Saved entries:
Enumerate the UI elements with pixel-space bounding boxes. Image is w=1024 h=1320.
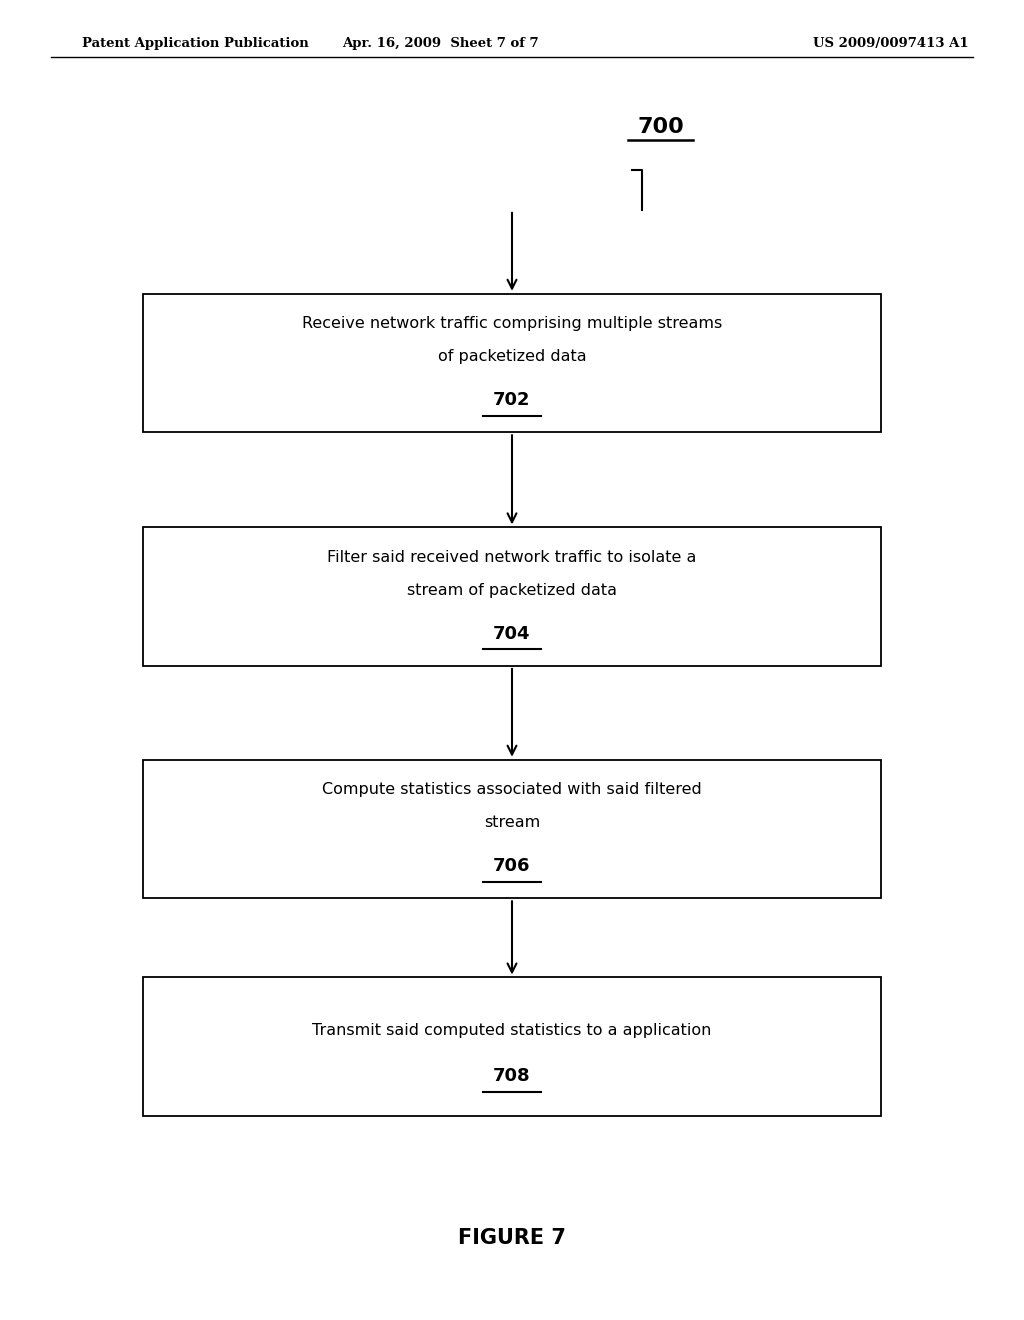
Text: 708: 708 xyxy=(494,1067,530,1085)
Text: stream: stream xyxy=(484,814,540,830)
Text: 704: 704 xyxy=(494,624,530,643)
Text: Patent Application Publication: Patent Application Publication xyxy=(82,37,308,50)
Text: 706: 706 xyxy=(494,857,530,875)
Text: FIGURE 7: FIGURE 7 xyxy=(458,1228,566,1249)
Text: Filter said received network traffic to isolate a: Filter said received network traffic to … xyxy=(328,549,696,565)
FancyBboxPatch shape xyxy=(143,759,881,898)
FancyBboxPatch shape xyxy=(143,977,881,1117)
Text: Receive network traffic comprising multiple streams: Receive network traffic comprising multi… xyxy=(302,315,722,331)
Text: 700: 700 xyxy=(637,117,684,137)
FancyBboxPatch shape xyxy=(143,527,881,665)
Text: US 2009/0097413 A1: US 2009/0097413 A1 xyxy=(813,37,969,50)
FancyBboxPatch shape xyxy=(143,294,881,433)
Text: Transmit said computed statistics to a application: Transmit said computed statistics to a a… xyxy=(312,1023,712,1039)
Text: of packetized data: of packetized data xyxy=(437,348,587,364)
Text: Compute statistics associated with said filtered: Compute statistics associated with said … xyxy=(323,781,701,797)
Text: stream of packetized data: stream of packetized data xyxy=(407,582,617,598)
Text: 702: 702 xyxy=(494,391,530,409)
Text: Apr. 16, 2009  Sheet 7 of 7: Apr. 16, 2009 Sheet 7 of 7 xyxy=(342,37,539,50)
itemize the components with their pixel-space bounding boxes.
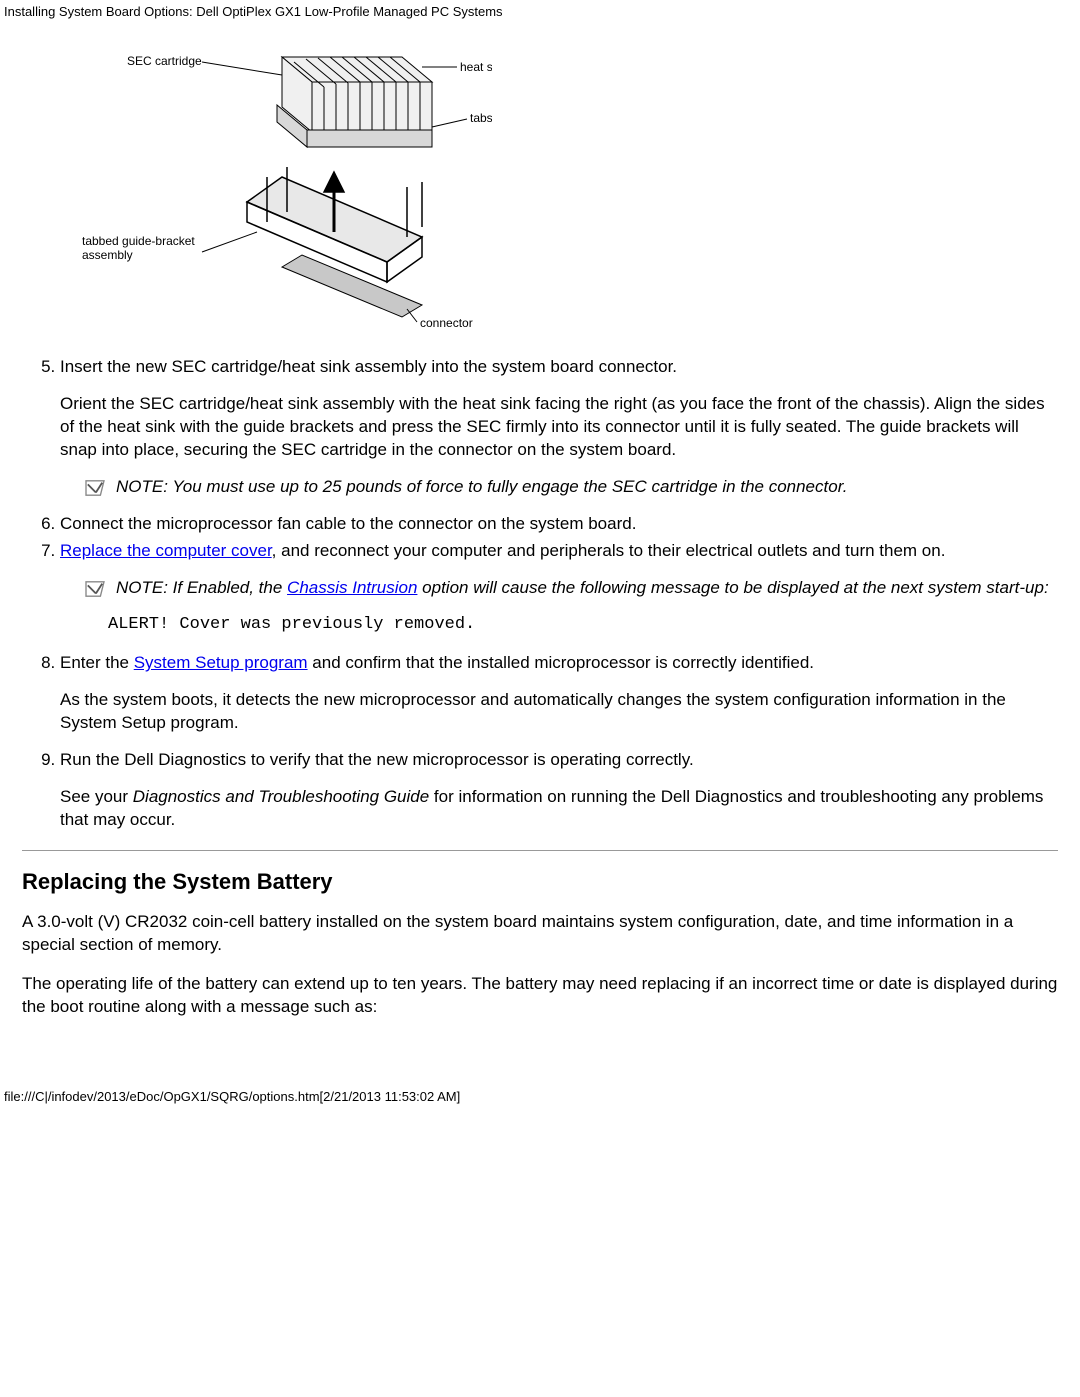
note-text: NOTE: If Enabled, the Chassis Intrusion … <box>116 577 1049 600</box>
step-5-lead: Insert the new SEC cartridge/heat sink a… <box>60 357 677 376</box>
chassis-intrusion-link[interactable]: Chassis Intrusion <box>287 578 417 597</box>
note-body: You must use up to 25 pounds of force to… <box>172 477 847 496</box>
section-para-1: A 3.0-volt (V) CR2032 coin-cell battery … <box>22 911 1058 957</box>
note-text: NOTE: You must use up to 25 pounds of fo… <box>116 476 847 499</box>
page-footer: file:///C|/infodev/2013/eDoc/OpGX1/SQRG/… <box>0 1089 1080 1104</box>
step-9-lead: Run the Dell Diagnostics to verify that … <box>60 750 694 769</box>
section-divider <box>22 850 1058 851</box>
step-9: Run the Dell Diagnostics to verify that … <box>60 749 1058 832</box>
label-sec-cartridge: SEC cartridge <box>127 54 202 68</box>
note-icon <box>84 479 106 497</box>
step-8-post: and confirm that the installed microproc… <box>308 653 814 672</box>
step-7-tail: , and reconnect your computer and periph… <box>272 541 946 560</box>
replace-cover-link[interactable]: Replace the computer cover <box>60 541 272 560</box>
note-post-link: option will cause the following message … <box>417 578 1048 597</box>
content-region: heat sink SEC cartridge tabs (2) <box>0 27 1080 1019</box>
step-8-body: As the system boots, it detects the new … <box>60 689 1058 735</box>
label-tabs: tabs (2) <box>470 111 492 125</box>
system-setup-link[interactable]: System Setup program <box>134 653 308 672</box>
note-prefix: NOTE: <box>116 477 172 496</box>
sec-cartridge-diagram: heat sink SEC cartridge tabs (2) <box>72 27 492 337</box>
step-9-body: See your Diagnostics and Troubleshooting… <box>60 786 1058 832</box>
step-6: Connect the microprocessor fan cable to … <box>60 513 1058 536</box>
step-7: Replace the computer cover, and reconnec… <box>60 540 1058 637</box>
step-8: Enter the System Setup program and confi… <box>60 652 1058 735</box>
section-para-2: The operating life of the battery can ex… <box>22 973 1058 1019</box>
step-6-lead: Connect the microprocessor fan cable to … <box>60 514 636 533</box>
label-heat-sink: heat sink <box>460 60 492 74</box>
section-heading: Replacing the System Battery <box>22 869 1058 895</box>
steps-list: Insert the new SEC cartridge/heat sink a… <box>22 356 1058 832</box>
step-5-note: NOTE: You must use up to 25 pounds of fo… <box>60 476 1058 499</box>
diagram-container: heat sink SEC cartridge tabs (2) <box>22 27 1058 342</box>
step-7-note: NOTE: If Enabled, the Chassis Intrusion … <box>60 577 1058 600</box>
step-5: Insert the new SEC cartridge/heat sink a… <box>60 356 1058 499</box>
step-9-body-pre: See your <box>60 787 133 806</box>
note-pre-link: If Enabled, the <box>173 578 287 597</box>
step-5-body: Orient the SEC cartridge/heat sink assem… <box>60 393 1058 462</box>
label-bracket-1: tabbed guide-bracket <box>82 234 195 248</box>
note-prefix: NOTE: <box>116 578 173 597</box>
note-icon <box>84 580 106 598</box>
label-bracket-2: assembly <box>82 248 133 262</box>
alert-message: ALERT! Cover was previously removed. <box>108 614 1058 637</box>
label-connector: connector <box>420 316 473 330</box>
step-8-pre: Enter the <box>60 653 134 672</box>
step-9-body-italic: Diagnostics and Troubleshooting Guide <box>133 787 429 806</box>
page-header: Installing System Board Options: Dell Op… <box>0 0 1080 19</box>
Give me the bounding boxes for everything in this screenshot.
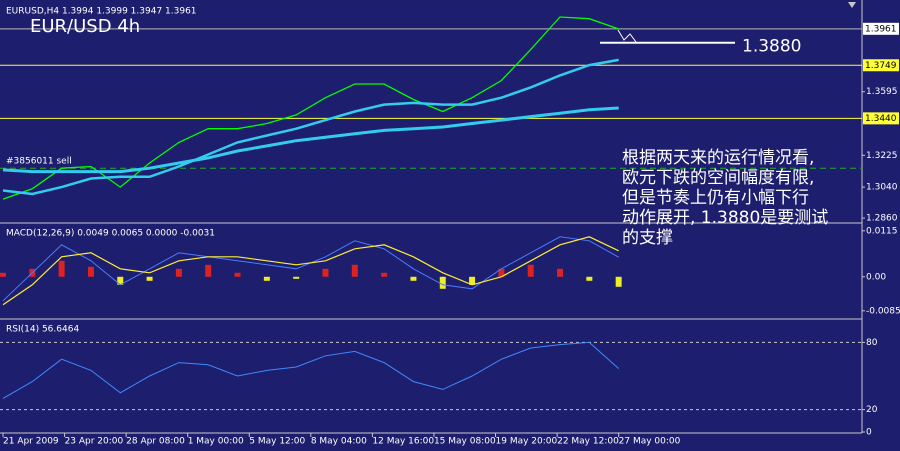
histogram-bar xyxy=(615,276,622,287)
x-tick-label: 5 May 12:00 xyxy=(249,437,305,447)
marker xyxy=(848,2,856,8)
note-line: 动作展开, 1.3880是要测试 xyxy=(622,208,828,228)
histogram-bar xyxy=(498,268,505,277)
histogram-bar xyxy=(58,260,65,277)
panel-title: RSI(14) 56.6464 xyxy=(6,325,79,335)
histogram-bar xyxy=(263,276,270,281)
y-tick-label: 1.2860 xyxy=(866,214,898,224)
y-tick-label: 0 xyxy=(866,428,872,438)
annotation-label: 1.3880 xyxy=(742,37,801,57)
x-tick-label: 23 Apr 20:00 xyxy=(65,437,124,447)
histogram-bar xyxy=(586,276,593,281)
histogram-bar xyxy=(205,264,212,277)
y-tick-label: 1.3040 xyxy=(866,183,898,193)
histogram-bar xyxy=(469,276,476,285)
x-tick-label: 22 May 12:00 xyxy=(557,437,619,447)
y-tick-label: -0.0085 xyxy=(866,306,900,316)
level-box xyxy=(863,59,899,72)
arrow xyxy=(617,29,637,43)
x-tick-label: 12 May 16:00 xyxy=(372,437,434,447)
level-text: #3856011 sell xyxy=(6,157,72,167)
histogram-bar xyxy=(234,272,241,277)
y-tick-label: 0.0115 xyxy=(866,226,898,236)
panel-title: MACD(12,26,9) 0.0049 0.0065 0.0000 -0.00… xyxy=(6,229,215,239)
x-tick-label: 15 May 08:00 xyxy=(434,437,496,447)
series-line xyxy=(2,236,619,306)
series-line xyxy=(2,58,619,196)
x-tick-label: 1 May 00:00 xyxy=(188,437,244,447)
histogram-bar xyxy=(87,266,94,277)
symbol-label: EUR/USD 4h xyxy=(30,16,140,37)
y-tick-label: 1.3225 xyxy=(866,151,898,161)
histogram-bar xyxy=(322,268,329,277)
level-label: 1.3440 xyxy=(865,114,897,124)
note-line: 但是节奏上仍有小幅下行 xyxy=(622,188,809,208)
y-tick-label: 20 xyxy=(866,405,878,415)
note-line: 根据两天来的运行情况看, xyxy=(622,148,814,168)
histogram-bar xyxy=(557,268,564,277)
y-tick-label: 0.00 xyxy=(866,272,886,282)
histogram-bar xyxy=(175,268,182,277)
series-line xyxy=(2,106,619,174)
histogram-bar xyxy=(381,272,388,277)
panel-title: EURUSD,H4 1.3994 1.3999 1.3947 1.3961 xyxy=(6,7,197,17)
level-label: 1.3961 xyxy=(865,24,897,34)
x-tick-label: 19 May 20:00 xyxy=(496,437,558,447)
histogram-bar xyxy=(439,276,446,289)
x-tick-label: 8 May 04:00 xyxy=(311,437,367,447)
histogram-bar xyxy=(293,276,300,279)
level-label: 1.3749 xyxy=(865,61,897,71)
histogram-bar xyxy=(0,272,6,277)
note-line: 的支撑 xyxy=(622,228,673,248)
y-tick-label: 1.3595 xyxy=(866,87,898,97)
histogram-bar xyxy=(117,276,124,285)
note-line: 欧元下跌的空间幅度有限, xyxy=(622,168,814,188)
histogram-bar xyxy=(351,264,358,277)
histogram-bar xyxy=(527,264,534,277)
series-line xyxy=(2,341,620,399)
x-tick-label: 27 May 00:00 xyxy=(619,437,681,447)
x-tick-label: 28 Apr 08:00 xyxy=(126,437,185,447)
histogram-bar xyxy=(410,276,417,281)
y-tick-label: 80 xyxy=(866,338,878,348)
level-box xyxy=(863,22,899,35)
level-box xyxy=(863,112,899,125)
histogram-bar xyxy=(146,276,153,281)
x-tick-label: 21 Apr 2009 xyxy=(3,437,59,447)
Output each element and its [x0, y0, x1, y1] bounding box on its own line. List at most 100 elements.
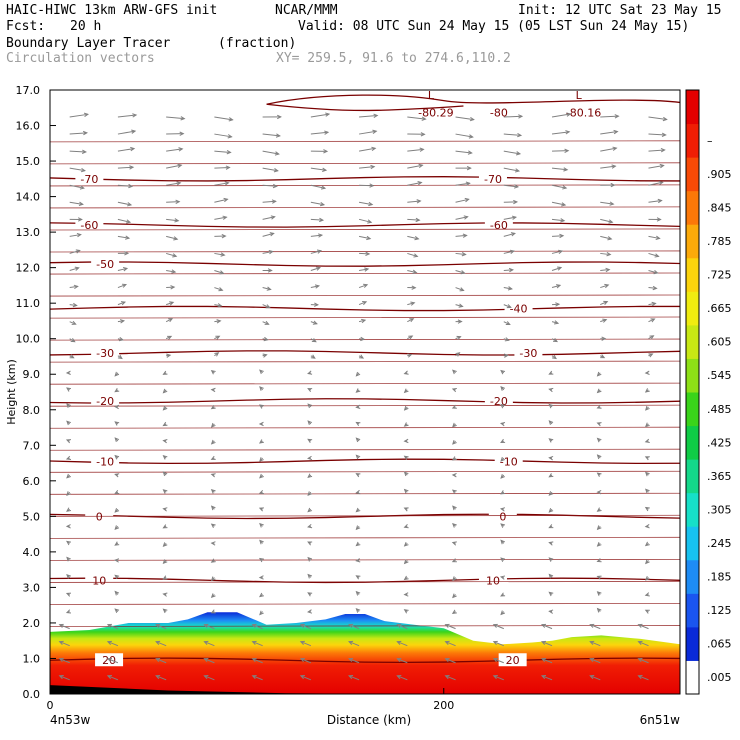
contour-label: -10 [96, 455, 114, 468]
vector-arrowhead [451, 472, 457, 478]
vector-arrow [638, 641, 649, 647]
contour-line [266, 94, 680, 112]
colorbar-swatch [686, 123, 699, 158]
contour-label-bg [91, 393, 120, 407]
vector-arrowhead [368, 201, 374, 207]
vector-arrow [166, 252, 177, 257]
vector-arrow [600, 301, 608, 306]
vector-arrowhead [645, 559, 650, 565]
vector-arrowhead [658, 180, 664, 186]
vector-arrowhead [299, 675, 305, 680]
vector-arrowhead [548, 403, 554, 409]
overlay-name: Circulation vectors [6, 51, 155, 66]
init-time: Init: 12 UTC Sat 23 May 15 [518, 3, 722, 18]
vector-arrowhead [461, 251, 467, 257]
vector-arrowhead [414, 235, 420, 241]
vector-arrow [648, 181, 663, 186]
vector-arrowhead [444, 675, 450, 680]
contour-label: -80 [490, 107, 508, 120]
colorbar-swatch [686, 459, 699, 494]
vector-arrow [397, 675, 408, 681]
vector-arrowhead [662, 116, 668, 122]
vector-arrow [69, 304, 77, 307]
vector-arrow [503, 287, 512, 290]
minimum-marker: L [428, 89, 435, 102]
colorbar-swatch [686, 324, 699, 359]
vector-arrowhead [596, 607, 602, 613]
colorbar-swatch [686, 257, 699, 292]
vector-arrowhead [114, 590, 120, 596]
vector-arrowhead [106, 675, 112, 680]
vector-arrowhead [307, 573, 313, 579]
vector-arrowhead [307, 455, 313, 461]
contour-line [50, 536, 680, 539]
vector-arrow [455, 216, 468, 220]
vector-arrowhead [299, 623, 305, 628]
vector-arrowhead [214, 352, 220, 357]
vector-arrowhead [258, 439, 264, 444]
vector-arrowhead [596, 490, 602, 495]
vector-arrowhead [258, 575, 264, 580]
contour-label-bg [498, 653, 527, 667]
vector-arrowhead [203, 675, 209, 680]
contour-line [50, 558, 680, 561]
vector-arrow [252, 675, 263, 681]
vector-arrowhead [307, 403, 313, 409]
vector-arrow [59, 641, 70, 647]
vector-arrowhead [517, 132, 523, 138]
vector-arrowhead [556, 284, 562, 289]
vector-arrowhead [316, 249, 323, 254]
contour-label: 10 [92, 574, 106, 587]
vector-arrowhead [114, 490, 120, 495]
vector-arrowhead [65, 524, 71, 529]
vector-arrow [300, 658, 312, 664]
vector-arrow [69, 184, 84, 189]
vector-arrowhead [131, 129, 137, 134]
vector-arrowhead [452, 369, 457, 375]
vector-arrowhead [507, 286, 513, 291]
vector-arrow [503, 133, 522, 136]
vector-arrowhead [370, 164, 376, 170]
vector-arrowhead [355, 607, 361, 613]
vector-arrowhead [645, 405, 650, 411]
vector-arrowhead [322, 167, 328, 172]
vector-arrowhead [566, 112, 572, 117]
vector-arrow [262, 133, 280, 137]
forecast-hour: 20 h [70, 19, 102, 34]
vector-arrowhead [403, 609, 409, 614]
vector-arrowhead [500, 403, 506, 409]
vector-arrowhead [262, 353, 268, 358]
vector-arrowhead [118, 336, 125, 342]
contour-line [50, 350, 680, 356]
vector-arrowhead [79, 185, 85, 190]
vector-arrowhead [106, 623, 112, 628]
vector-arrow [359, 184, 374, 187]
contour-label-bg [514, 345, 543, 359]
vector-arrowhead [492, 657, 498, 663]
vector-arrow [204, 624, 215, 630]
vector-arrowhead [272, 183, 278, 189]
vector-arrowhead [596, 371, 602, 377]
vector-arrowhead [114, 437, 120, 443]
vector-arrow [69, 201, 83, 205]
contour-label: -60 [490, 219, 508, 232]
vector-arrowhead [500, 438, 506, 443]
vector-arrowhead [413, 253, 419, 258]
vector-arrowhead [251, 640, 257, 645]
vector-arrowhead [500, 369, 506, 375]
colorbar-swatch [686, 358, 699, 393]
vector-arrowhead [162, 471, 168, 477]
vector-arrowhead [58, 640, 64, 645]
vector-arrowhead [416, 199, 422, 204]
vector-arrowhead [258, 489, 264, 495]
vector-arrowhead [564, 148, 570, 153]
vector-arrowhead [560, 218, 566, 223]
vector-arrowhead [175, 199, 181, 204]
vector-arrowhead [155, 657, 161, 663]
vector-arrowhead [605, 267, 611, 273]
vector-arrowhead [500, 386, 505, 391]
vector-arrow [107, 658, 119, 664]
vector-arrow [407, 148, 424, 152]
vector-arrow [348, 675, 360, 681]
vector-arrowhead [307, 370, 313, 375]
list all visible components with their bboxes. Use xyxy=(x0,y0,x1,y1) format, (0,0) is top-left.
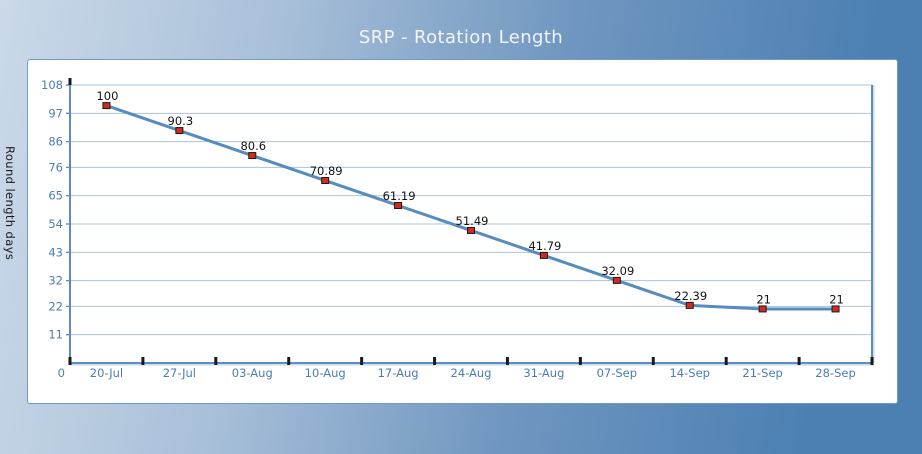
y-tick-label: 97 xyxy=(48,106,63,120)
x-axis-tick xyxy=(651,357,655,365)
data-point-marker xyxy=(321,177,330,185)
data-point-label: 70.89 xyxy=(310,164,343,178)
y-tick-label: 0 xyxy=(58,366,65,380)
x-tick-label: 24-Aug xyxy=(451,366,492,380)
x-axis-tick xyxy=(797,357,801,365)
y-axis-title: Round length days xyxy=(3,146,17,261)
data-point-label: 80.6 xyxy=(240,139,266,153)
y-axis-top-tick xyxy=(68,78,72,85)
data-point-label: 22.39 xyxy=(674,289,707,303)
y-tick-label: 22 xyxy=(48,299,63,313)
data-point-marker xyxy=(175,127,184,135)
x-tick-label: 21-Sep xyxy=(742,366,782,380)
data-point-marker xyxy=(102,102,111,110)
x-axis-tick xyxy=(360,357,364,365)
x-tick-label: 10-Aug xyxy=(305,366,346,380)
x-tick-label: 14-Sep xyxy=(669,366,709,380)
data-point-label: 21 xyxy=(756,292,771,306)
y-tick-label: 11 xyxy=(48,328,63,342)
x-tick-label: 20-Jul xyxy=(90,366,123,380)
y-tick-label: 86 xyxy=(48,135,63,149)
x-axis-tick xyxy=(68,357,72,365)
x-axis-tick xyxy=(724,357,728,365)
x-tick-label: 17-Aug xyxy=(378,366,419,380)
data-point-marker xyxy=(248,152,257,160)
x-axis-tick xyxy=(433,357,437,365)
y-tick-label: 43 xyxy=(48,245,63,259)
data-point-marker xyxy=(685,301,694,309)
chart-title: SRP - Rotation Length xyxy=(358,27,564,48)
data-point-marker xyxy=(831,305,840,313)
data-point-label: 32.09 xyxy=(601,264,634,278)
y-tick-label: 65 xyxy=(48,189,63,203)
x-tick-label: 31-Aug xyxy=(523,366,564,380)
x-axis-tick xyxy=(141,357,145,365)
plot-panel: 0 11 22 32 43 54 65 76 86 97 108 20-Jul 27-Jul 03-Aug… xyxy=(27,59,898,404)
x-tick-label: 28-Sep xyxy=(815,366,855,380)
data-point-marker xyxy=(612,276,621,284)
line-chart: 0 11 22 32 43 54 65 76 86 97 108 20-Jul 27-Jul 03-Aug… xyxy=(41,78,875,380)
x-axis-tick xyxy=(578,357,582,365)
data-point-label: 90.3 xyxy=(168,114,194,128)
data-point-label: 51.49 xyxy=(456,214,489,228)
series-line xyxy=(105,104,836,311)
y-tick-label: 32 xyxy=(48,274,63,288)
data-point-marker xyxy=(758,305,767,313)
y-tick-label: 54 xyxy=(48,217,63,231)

- [EXERCISE OBJECTIVE]
Rewrite everything from the line containing "Text: 708: 708 xyxy=(494,1067,530,1085)" down to the line containing "Text: FIGURE 7: FIGURE" in the data above, renaming "Text" to "Label" wherever it appears and leaving everything else unchanged. Give only those lines.

- [THE OUTPUT]
Label: 708: 708 xyxy=(494,1067,530,1085)
Label: stream: stream xyxy=(484,814,540,830)
Label: 704: 704 xyxy=(494,624,530,643)
Label: Patent Application Publication: Patent Application Publication xyxy=(82,37,308,50)
Label: 706: 706 xyxy=(494,857,530,875)
Label: FIGURE 7: FIGURE 7 xyxy=(458,1228,566,1249)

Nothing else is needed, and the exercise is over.